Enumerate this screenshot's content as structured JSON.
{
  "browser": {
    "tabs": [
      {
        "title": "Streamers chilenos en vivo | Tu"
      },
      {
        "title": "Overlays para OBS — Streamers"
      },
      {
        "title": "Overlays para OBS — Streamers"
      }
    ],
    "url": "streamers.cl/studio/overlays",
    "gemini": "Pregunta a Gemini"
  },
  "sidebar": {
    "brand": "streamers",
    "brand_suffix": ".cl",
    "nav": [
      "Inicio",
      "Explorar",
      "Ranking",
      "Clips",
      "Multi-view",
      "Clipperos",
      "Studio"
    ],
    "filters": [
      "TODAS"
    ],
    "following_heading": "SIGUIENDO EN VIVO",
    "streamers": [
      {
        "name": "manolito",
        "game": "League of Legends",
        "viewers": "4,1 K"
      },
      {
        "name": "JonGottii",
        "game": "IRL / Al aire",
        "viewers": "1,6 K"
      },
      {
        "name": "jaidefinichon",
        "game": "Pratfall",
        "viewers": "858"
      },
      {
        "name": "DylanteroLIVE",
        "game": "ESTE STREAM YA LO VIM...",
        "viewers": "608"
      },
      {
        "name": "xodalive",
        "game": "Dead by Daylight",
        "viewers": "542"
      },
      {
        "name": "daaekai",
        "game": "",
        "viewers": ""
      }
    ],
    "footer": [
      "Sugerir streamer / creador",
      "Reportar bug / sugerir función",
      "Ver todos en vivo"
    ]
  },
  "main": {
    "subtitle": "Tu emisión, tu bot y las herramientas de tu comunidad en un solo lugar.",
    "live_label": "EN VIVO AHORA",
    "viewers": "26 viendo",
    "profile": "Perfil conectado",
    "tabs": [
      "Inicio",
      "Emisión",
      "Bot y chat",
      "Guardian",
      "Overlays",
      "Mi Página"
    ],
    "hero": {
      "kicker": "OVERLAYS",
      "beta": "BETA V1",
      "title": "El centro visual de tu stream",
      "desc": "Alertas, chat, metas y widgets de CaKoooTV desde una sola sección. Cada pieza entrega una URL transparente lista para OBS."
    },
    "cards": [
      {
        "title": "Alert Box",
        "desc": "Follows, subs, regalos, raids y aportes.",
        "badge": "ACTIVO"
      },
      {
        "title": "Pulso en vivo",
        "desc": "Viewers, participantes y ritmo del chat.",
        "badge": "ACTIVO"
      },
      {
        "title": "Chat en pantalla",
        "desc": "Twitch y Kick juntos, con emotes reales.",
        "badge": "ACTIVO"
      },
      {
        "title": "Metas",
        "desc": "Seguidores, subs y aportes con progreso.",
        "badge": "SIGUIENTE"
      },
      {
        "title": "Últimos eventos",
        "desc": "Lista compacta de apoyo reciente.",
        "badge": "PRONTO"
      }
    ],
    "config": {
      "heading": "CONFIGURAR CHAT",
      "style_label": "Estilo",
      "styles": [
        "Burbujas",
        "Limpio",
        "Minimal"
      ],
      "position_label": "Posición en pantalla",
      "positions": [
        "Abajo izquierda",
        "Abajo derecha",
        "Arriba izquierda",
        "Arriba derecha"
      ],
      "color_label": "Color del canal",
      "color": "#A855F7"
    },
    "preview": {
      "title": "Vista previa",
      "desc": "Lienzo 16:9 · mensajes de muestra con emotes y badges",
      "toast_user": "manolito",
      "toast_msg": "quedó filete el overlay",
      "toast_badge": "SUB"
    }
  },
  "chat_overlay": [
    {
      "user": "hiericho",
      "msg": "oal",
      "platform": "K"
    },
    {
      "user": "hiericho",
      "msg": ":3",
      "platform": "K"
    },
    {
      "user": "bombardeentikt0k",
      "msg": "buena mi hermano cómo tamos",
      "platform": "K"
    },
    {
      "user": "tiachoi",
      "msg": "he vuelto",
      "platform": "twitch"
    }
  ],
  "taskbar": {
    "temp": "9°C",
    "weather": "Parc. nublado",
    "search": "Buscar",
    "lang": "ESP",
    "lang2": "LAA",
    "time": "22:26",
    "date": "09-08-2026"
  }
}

|---|

Job: List the lines of the records where "game" occurs.

Output of the task:
        "game": "League of Legends",
        "game": "IRL / Al aire",
        "game": "Pratfall",
        "game": "ESTE STREAM YA LO VIM...",
        "game": "Dead by Daylight",
        "game": "",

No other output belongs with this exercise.